START PASSAGE PROVIDED

Ah, the delightful tradition of afternoon tea! This British mid-afternoon treat (typically served between 3:30 and 5 p.m.) is a light and elegant affair. Think sandwiches (cut into 'fingers'), a selection of sweet pastries and cakes, and scones topped with clotted cream and jam. The tea served could be any number of varieties, but popular options often include Earl Grey, Darjeeling, or English Breakfast.

The occasion is often used for social gatherings or celebrations, and can be enjoyed at home or in more formal settings such as hotels or tea rooms. It's all about savoring the tea, the food, and the company!


Aftertaste is the lingering flavor that remains after you've swallowed your sip of tea. A great aftertaste can be like the encore at a rock concert—the part everyone's waiting for, where the best surprises happen. It's also the sign of good quality tea, when the flavor keeps on giving, long after the tea has left your mouth.


Altitude is the measurement of height above sea level, where tea is grown. High-altitude, or high elevation, teas often have more nuanced flavors, as the plants grow slower in the cooler air. Think of altitude like the vintage of a fine wine—it's a sign of quality and a hint at the unique character that awaits in each sip.

Assam Tea

Assam tea is the powerhouse of the tea world. Grown mostly, we happen to carry a Taiwanese Assam, in the northeastern Indian region of Assam, this tea is bold, robust and full-bodied with a malty character. It’s the strong backbone of many favorite breakfast blends, the wake-up call for the sleepiest of mornings, and the perfect companion to a hearty morning meal.

END PASSAGE PROVIDED
START EXCERPTED DATA

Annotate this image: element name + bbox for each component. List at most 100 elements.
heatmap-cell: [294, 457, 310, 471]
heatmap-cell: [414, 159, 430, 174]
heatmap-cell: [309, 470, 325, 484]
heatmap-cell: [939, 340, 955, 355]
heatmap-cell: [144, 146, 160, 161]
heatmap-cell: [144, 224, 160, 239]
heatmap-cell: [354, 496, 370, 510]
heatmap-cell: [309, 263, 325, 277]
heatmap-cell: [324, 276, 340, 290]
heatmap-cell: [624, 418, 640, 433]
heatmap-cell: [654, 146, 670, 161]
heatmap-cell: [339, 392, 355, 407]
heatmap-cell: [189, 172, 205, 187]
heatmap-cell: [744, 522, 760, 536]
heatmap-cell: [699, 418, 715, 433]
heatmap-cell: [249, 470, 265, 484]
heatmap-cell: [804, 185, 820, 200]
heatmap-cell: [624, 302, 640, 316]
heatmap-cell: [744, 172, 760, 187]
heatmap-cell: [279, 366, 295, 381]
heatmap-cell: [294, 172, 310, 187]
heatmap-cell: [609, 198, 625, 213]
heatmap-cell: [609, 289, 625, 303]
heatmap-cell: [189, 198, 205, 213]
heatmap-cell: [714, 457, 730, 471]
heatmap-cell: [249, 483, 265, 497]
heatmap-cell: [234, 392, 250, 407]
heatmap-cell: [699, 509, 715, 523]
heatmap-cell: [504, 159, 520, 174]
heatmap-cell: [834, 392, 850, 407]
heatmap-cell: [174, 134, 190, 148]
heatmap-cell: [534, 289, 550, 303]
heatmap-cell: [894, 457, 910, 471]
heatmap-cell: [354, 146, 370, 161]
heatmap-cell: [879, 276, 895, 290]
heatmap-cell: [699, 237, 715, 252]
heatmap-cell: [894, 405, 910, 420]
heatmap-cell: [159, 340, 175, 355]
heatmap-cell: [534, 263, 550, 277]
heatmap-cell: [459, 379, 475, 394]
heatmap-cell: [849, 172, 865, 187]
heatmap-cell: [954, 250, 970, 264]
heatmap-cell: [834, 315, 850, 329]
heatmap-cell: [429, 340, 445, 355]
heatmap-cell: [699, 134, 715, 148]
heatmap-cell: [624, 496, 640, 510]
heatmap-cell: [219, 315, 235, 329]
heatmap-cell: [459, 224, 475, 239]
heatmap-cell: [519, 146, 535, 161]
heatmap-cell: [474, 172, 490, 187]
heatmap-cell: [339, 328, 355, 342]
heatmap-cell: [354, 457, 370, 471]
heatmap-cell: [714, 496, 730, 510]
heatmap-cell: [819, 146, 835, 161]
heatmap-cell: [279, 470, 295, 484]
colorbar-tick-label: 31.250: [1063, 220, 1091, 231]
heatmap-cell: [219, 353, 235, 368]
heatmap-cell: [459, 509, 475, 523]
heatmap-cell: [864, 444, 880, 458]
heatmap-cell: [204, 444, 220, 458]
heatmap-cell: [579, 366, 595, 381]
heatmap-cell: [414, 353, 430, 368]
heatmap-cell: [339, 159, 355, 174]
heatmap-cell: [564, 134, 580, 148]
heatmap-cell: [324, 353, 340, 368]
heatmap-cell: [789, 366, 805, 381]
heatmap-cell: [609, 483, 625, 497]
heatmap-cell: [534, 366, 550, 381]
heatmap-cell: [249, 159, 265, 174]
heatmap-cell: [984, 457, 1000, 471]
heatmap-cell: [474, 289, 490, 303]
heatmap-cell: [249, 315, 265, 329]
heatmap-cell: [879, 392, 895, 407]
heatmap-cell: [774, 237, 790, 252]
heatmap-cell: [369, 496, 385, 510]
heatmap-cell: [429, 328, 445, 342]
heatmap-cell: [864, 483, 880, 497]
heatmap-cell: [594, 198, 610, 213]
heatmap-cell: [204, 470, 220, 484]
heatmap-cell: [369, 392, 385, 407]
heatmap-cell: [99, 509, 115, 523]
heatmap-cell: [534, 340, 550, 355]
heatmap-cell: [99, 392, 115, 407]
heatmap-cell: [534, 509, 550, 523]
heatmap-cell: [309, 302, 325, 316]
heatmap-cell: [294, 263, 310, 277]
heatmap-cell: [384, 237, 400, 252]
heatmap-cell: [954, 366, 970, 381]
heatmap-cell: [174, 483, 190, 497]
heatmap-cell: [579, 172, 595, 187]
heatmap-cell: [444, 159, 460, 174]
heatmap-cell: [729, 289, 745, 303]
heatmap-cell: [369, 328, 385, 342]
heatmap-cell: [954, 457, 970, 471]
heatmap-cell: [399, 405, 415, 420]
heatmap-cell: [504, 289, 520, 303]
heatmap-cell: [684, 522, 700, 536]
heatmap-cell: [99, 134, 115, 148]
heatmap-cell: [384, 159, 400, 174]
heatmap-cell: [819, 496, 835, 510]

END EXCERPTED DATA

▶ **PROMPT 1**: According to the tea glossary text, during what hours is afternoon tea typically served?
▶ **PROMPT 2**: Write the next part of the tea glossary text, continuing after its entry on Assam tea.
The items play no part in the tasks that come after them.

▶ **REPLY 1**: Between 3:30 and 5 p.m.

▶ **REPLY 2**:
The aroma of tea is like the personality of your best friend—it’s what makes it unique, appealing, and easy to recognize. It’s the first impression and the lingering memory, the hint of what’s to come, and the reason you keep going back for more.


Tea's secret weapon. These are naturally occurring compounds in tea that are known for their health benefits, including the fight against harmful free radicals. Think of them as the superheroes of your cup, always ready to protect and serve!


Astringency is that dry, puckering sensation you feel in your mouth when you sip some teas, particularly strong black or green varieties. While it sounds off-putting, astringency is a sought-after quality in tea. It adds a refreshing crispness that can be particularly thirst-quenching. It's the zing that keeps your palate awake and craving for more.

Bai Hao Oolong

Baozhong Tea

Born in Taiwan's Pinglin District, Baozhong, or Pouchong, tea is a lightly oxidized oolong that gives off a floral and buttery aroma. The taste? Delightfully fresh and clean with a lingering sweetness. The leaves are typically rolled lengthwise, twiested leaf, which gives it a distinctive appearance compared to other teas. Baozhong tea serves as a perfect mid-afternoon pick-me-up. Just steep, sip, and savor the tranquility.

This tea was once wrapped with a square rice paper, and that's where it got its name. Bazhong phonetically translates to "the wrapped kind".

Bi Luo Chun

Hailing from Dongting mountain in Jiangsu, China, Bi Luo Chun is a renowned green tea prized for its delicate appearance, fruity aroma, and mellow flavor. Its name, meaning "Green Snail Spring," comes from its unique spiral shape that resembles a snail shell.

Though not native to Taiwan, it has found a home in the high-altitude tea gardens, where local tea masters have added their own spin to this classic. A cup of Bi Luo Chun is a refreshing, light experience—perfect for those quiet moments of introspection. You can learn more about it here.

Black Tea (Red Tea in East Asia)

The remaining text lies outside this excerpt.